(Required task) Pictures don't belong in the copy. Set down the lines from the one containing "Convert this document image to plain text." through the last line, exactly as they are.

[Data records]

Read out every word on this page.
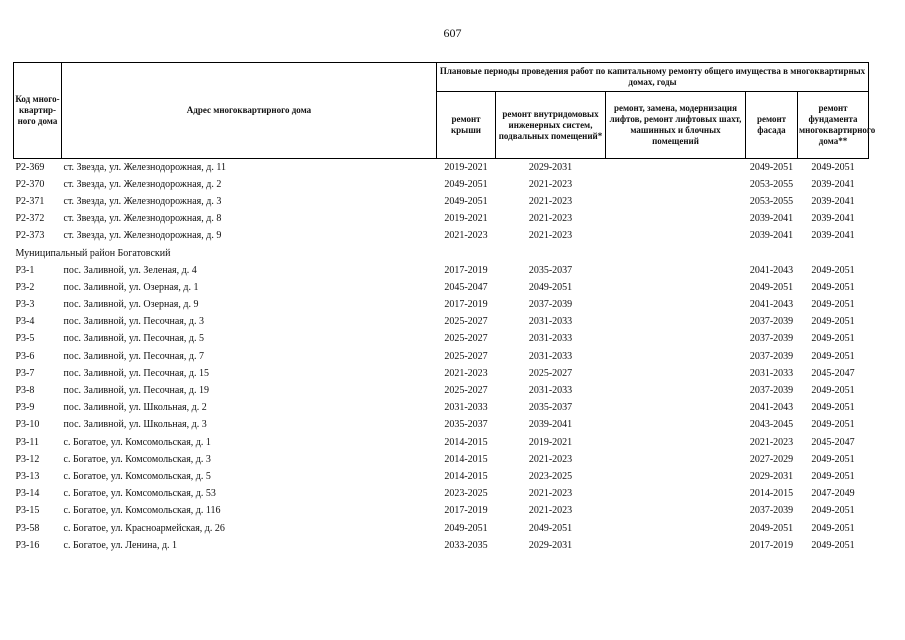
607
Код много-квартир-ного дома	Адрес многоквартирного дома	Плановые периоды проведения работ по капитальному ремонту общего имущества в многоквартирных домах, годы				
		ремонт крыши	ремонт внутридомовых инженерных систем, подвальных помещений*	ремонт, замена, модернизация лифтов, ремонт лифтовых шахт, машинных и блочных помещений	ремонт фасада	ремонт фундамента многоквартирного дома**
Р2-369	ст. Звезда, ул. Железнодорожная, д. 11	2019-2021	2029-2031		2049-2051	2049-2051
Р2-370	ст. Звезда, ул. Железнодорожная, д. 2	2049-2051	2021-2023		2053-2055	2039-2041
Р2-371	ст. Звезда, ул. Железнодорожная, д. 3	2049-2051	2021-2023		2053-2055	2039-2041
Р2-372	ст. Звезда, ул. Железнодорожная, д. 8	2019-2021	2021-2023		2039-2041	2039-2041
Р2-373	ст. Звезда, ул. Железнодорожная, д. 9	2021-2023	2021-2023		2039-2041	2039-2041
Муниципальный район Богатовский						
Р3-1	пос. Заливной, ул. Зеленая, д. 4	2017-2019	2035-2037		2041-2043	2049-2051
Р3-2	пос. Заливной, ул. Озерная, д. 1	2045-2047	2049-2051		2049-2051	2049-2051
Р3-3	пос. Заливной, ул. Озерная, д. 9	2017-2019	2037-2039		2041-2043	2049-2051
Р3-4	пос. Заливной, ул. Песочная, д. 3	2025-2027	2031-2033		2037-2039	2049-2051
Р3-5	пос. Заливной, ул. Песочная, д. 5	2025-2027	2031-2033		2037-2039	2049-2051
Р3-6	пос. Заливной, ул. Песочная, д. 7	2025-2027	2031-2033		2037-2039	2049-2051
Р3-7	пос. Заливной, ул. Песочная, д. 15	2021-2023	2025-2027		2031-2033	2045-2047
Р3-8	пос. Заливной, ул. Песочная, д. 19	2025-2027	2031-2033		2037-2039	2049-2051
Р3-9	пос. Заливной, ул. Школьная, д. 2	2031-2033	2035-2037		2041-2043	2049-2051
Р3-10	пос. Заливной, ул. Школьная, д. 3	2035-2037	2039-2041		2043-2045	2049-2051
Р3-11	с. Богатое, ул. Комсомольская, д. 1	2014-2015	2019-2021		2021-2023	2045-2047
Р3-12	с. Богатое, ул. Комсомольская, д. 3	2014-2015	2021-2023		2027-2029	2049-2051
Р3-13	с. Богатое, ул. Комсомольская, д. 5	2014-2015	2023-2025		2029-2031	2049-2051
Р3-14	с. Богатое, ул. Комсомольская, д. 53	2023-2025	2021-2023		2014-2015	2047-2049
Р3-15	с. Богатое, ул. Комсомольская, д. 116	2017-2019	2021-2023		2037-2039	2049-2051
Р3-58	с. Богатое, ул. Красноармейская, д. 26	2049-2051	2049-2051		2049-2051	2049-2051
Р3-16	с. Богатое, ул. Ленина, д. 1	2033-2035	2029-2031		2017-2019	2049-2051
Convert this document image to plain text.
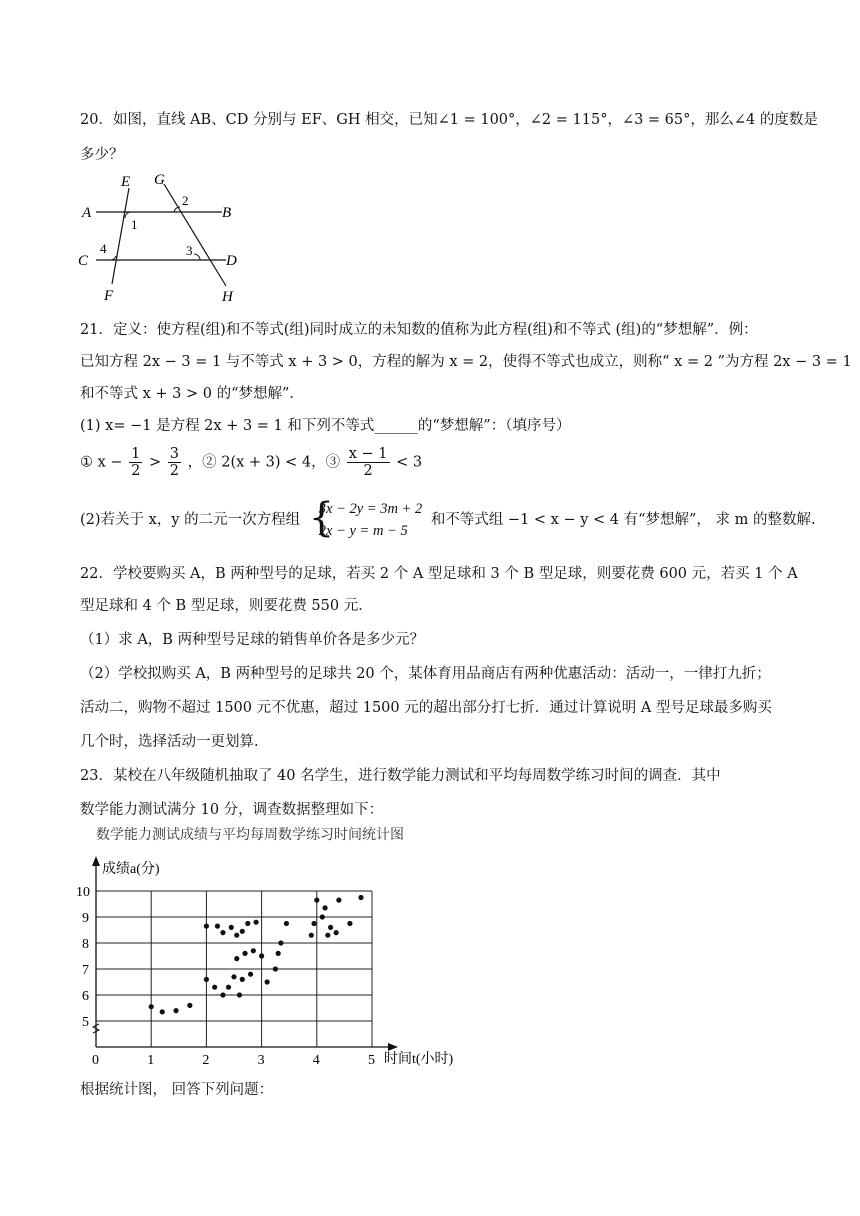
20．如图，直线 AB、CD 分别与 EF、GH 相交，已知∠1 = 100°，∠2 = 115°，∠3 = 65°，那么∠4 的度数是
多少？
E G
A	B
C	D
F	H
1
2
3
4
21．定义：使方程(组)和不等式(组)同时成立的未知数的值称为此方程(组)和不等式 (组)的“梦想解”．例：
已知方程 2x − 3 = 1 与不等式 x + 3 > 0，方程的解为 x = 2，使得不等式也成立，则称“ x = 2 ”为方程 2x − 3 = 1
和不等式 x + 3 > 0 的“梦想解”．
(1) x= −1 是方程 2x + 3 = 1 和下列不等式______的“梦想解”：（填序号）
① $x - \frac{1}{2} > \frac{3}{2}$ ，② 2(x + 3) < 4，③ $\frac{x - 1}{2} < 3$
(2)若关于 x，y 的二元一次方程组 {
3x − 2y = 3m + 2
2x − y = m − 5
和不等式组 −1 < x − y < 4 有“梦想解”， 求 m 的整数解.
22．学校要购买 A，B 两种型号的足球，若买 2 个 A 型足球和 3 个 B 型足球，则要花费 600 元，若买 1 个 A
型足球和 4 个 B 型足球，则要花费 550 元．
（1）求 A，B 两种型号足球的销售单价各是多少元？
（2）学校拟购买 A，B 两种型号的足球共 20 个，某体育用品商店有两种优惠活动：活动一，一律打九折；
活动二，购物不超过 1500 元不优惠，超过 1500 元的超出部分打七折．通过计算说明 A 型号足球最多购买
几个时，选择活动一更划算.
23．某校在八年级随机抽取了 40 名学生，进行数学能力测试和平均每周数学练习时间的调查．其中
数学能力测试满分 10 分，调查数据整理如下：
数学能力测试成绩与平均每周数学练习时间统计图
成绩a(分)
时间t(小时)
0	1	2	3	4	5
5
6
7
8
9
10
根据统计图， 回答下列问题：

(Problem solution)
Convert this document image to plain text.
20．如图，直线 AB、CD 分别与 EF、GH 相交，已知∠1 = 100°，∠2 = 115°，∠3 = 65°，那么∠4 的度数是
多少？
E G
A	B
C	D
F	H
1
2
3
4
21．定义：使方程(组)和不等式(组)同时成立的未知数的值称为此方程(组)和不等式 (组)的“梦想解”．例：
已知方程 2x − 3 = 1 与不等式 x + 3 > 0，方程的解为 x = 2，使得不等式也成立，则称“ x = 2 ”为方程 2x − 3 = 1
和不等式 x + 3 > 0 的“梦想解”．
(1) x= −1 是方程 2x + 3 = 1 和下列不等式______的“梦想解”：（填序号）
① $x - \frac{1}{2} > \frac{3}{2}$ ，② 2(x + 3) < 4，③ $\frac{x - 1}{2} < 3$
(2)若关于 x，y 的二元一次方程组 {
3x − 2y = 3m + 2
2x − y = m − 5
和不等式组 −1 < x − y < 4 有“梦想解”， 求 m 的整数解.
22．学校要购买 A，B 两种型号的足球，若买 2 个 A 型足球和 3 个 B 型足球，则要花费 600 元，若买 1 个 A
型足球和 4 个 B 型足球，则要花费 550 元．
（1）求 A，B 两种型号足球的销售单价各是多少元？
（2）学校拟购买 A，B 两种型号的足球共 20 个，某体育用品商店有两种优惠活动：活动一，一律打九折；
活动二，购物不超过 1500 元不优惠，超过 1500 元的超出部分打七折．通过计算说明 A 型号足球最多购买
几个时，选择活动一更划算.
23．某校在八年级随机抽取了 40 名学生，进行数学能力测试和平均每周数学练习时间的调查．其中
数学能力测试满分 10 分，调查数据整理如下：
数学能力测试成绩与平均每周数学练习时间统计图
成绩a(分)
时间t(小时)
0	1	2	3	4	5
5
6
7
8
9
10
根据统计图， 回答下列问题：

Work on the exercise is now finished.